» SET EXERCISE
Repeat each entry as written and leave the images out of the copy.

» RECORD EXCERPTS
━━━━━━━━━━━━━━━━━━━━━━━━━━━━━━

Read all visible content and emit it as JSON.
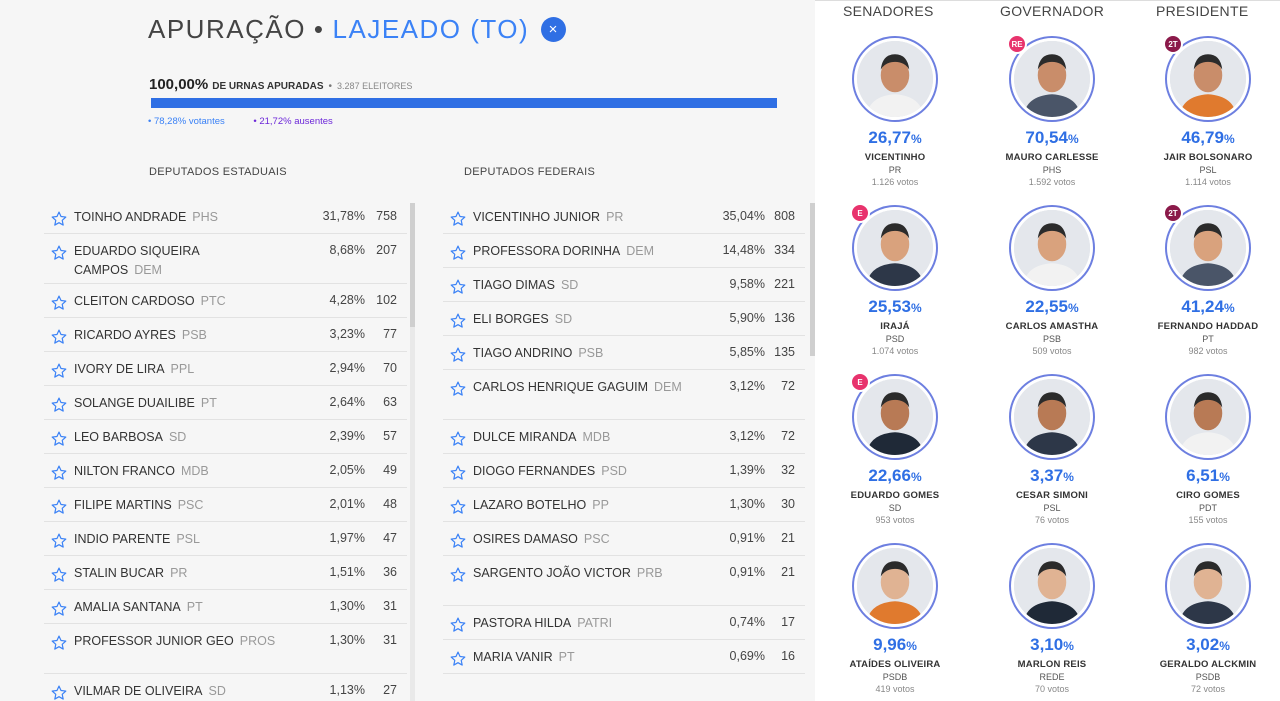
{
  "header": {
    "title_prefix": "APURAÇÃO",
    "title_sep": "•",
    "title_city": "LAJEADO (TO)",
    "close_symbol": "×"
  },
  "summary": {
    "pct_urnas": "100,00%",
    "urnas_label": "DE URNAS APURADAS",
    "sep": "•",
    "eleitores": "3.287 ELEITORES",
    "progress_fraction": 1.0,
    "votantes": "• 78,28%  votantes",
    "ausentes": "• 21,72%  ausentes"
  },
  "colors": {
    "accent": "#2f6fe4",
    "ausentes": "#6d28d9",
    "avatar_ring": "#6d7fe0",
    "badge_pink": "#e8336d",
    "badge_wine": "#8b1a4a"
  },
  "estaduais": {
    "header": "DEPUTADOS ESTADUAIS",
    "rows": [
      {
        "name": "TOINHO ANDRADE",
        "party": "PHS",
        "pct": "31,78%",
        "votes": "758"
      },
      {
        "name": "EDUARDO SIQUEIRA CAMPOS",
        "party": "DEM",
        "pct": "8,68%",
        "votes": "207"
      },
      {
        "name": "CLEITON CARDOSO",
        "party": "PTC",
        "pct": "4,28%",
        "votes": "102"
      },
      {
        "name": "RICARDO AYRES",
        "party": "PSB",
        "pct": "3,23%",
        "votes": "77"
      },
      {
        "name": "IVORY DE LIRA",
        "party": "PPL",
        "pct": "2,94%",
        "votes": "70"
      },
      {
        "name": "SOLANGE DUAILIBE",
        "party": "PT",
        "pct": "2,64%",
        "votes": "63"
      },
      {
        "name": "LEO BARBOSA",
        "party": "SD",
        "pct": "2,39%",
        "votes": "57"
      },
      {
        "name": "NILTON FRANCO",
        "party": "MDB",
        "pct": "2,05%",
        "votes": "49"
      },
      {
        "name": "FILIPE MARTINS",
        "party": "PSC",
        "pct": "2,01%",
        "votes": "48"
      },
      {
        "name": "INDIO PARENTE",
        "party": "PSL",
        "pct": "1,97%",
        "votes": "47"
      },
      {
        "name": "STALIN BUCAR",
        "party": "PR",
        "pct": "1,51%",
        "votes": "36"
      },
      {
        "name": "AMALIA SANTANA",
        "party": "PT",
        "pct": "1,30%",
        "votes": "31"
      },
      {
        "name": "PROFESSOR JUNIOR GEO",
        "party": "PROS",
        "pct": "1,30%",
        "votes": "31"
      },
      {
        "name": "VILMAR DE OLIVEIRA",
        "party": "SD",
        "pct": "1,13%",
        "votes": "27"
      }
    ]
  },
  "federais": {
    "header": "DEPUTADOS FEDERAIS",
    "rows": [
      {
        "name": "VICENTINHO JUNIOR",
        "party": "PR",
        "pct": "35,04%",
        "votes": "808"
      },
      {
        "name": "PROFESSORA DORINHA",
        "party": "DEM",
        "pct": "14,48%",
        "votes": "334"
      },
      {
        "name": "TIAGO DIMAS",
        "party": "SD",
        "pct": "9,58%",
        "votes": "221"
      },
      {
        "name": "ELI BORGES",
        "party": "SD",
        "pct": "5,90%",
        "votes": "136"
      },
      {
        "name": "TIAGO ANDRINO",
        "party": "PSB",
        "pct": "5,85%",
        "votes": "135"
      },
      {
        "name": "CARLOS HENRIQUE GAGUIM",
        "party": "DEM",
        "pct": "3,12%",
        "votes": "72"
      },
      {
        "name": "DULCE MIRANDA",
        "party": "MDB",
        "pct": "3,12%",
        "votes": "72"
      },
      {
        "name": "DIOGO FERNANDES",
        "party": "PSD",
        "pct": "1,39%",
        "votes": "32"
      },
      {
        "name": "LAZARO BOTELHO",
        "party": "PP",
        "pct": "1,30%",
        "votes": "30"
      },
      {
        "name": "OSIRES DAMASO",
        "party": "PSC",
        "pct": "0,91%",
        "votes": "21"
      },
      {
        "name": "SARGENTO JOÃO VICTOR",
        "party": "PRB",
        "pct": "0,91%",
        "votes": "21"
      },
      {
        "name": "PASTORA HILDA",
        "party": "PATRI",
        "pct": "0,74%",
        "votes": "17"
      },
      {
        "name": "MARIA VANIR",
        "party": "PT",
        "pct": "0,69%",
        "votes": "16"
      }
    ]
  },
  "races": {
    "senadores": {
      "header": "SENADORES",
      "candidates": [
        {
          "name": "VICENTINHO",
          "party": "PR",
          "pct": "26,77",
          "votes": "1.126 votos",
          "badge": ""
        },
        {
          "name": "IRAJÁ",
          "party": "PSD",
          "pct": "25,53",
          "votes": "1.074 votos",
          "badge": "E"
        },
        {
          "name": "EDUARDO GOMES",
          "party": "SD",
          "pct": "22,66",
          "votes": "953 votos",
          "badge": "E"
        },
        {
          "name": "ATAÍDES OLIVEIRA",
          "party": "PSDB",
          "pct": "9,96",
          "votes": "419 votos",
          "badge": ""
        }
      ]
    },
    "governador": {
      "header": "GOVERNADOR",
      "candidates": [
        {
          "name": "MAURO CARLESSE",
          "party": "PHS",
          "pct": "70,54",
          "votes": "1.592 votos",
          "badge": "RE"
        },
        {
          "name": "CARLOS AMASTHA",
          "party": "PSB",
          "pct": "22,55",
          "votes": "509 votos",
          "badge": ""
        },
        {
          "name": "CESAR SIMONI",
          "party": "PSL",
          "pct": "3,37",
          "votes": "76 votos",
          "badge": ""
        },
        {
          "name": "MARLON REIS",
          "party": "REDE",
          "pct": "3,10",
          "votes": "70 votos",
          "badge": ""
        }
      ]
    },
    "presidente": {
      "header": "PRESIDENTE",
      "candidates": [
        {
          "name": "JAIR BOLSONARO",
          "party": "PSL",
          "pct": "46,79",
          "votes": "1.114 votos",
          "badge": "2T"
        },
        {
          "name": "FERNANDO HADDAD",
          "party": "PT",
          "pct": "41,24",
          "votes": "982 votos",
          "badge": "2T"
        },
        {
          "name": "CIRO GOMES",
          "party": "PDT",
          "pct": "6,51",
          "votes": "155 votos",
          "badge": ""
        },
        {
          "name": "GERALDO ALCKMIN",
          "party": "PSDB",
          "pct": "3,02",
          "votes": "72 votos",
          "badge": ""
        }
      ]
    },
    "pct_suffix": "%"
  }
}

━━━━━━━━━━━━━━━━━━━━━━━━━━━━━━

» RESULT BELOW
Read all visible content and emit it as JSON.
{
  "header": {
    "title_prefix": "APURAÇÃO",
    "title_sep": "•",
    "title_city": "LAJEADO (TO)",
    "close_symbol": "×"
  },
  "summary": {
    "pct_urnas": "100,00%",
    "urnas_label": "DE URNAS APURADAS",
    "sep": "•",
    "eleitores": "3.287 ELEITORES",
    "progress_fraction": 1.0,
    "votantes": "• 78,28%  votantes",
    "ausentes": "• 21,72%  ausentes"
  },
  "colors": {
    "accent": "#2f6fe4",
    "ausentes": "#6d28d9",
    "avatar_ring": "#6d7fe0",
    "badge_pink": "#e8336d",
    "badge_wine": "#8b1a4a"
  },
  "estaduais": {
    "header": "DEPUTADOS ESTADUAIS",
    "rows": [
      {
        "name": "TOINHO ANDRADE",
        "party": "PHS",
        "pct": "31,78%",
        "votes": "758"
      },
      {
        "name": "EDUARDO SIQUEIRA CAMPOS",
        "party": "DEM",
        "pct": "8,68%",
        "votes": "207"
      },
      {
        "name": "CLEITON CARDOSO",
        "party": "PTC",
        "pct": "4,28%",
        "votes": "102"
      },
      {
        "name": "RICARDO AYRES",
        "party": "PSB",
        "pct": "3,23%",
        "votes": "77"
      },
      {
        "name": "IVORY DE LIRA",
        "party": "PPL",
        "pct": "2,94%",
        "votes": "70"
      },
      {
        "name": "SOLANGE DUAILIBE",
        "party": "PT",
        "pct": "2,64%",
        "votes": "63"
      },
      {
        "name": "LEO BARBOSA",
        "party": "SD",
        "pct": "2,39%",
        "votes": "57"
      },
      {
        "name": "NILTON FRANCO",
        "party": "MDB",
        "pct": "2,05%",
        "votes": "49"
      },
      {
        "name": "FILIPE MARTINS",
        "party": "PSC",
        "pct": "2,01%",
        "votes": "48"
      },
      {
        "name": "INDIO PARENTE",
        "party": "PSL",
        "pct": "1,97%",
        "votes": "47"
      },
      {
        "name": "STALIN BUCAR",
        "party": "PR",
        "pct": "1,51%",
        "votes": "36"
      },
      {
        "name": "AMALIA SANTANA",
        "party": "PT",
        "pct": "1,30%",
        "votes": "31"
      },
      {
        "name": "PROFESSOR JUNIOR GEO",
        "party": "PROS",
        "pct": "1,30%",
        "votes": "31"
      },
      {
        "name": "VILMAR DE OLIVEIRA",
        "party": "SD",
        "pct": "1,13%",
        "votes": "27"
      }
    ]
  },
  "federais": {
    "header": "DEPUTADOS FEDERAIS",
    "rows": [
      {
        "name": "VICENTINHO JUNIOR",
        "party": "PR",
        "pct": "35,04%",
        "votes": "808"
      },
      {
        "name": "PROFESSORA DORINHA",
        "party": "DEM",
        "pct": "14,48%",
        "votes": "334"
      },
      {
        "name": "TIAGO DIMAS",
        "party": "SD",
        "pct": "9,58%",
        "votes": "221"
      },
      {
        "name": "ELI BORGES",
        "party": "SD",
        "pct": "5,90%",
        "votes": "136"
      },
      {
        "name": "TIAGO ANDRINO",
        "party": "PSB",
        "pct": "5,85%",
        "votes": "135"
      },
      {
        "name": "CARLOS HENRIQUE GAGUIM",
        "party": "DEM",
        "pct": "3,12%",
        "votes": "72"
      },
      {
        "name": "DULCE MIRANDA",
        "party": "MDB",
        "pct": "3,12%",
        "votes": "72"
      },
      {
        "name": "DIOGO FERNANDES",
        "party": "PSD",
        "pct": "1,39%",
        "votes": "32"
      },
      {
        "name": "LAZARO BOTELHO",
        "party": "PP",
        "pct": "1,30%",
        "votes": "30"
      },
      {
        "name": "OSIRES DAMASO",
        "party": "PSC",
        "pct": "0,91%",
        "votes": "21"
      },
      {
        "name": "SARGENTO JOÃO VICTOR",
        "party": "PRB",
        "pct": "0,91%",
        "votes": "21"
      },
      {
        "name": "PASTORA HILDA",
        "party": "PATRI",
        "pct": "0,74%",
        "votes": "17"
      },
      {
        "name": "MARIA VANIR",
        "party": "PT",
        "pct": "0,69%",
        "votes": "16"
      }
    ]
  },
  "races": {
    "senadores": {
      "header": "SENADORES",
      "candidates": [
        {
          "name": "VICENTINHO",
          "party": "PR",
          "pct": "26,77",
          "votes": "1.126 votos",
          "badge": ""
        },
        {
          "name": "IRAJÁ",
          "party": "PSD",
          "pct": "25,53",
          "votes": "1.074 votos",
          "badge": "E"
        },
        {
          "name": "EDUARDO GOMES",
          "party": "SD",
          "pct": "22,66",
          "votes": "953 votos",
          "badge": "E"
        },
        {
          "name": "ATAÍDES OLIVEIRA",
          "party": "PSDB",
          "pct": "9,96",
          "votes": "419 votos",
          "badge": ""
        }
      ]
    },
    "governador": {
      "header": "GOVERNADOR",
      "candidates": [
        {
          "name": "MAURO CARLESSE",
          "party": "PHS",
          "pct": "70,54",
          "votes": "1.592 votos",
          "badge": "RE"
        },
        {
          "name": "CARLOS AMASTHA",
          "party": "PSB",
          "pct": "22,55",
          "votes": "509 votos",
          "badge": ""
        },
        {
          "name": "CESAR SIMONI",
          "party": "PSL",
          "pct": "3,37",
          "votes": "76 votos",
          "badge": ""
        },
        {
          "name": "MARLON REIS",
          "party": "REDE",
          "pct": "3,10",
          "votes": "70 votos",
          "badge": ""
        }
      ]
    },
    "presidente": {
      "header": "PRESIDENTE",
      "candidates": [
        {
          "name": "JAIR BOLSONARO",
          "party": "PSL",
          "pct": "46,79",
          "votes": "1.114 votos",
          "badge": "2T"
        },
        {
          "name": "FERNANDO HADDAD",
          "party": "PT",
          "pct": "41,24",
          "votes": "982 votos",
          "badge": "2T"
        },
        {
          "name": "CIRO GOMES",
          "party": "PDT",
          "pct": "6,51",
          "votes": "155 votos",
          "badge": ""
        },
        {
          "name": "GERALDO ALCKMIN",
          "party": "PSDB",
          "pct": "3,02",
          "votes": "72 votos",
          "badge": ""
        }
      ]
    },
    "pct_suffix": "%"
  }
}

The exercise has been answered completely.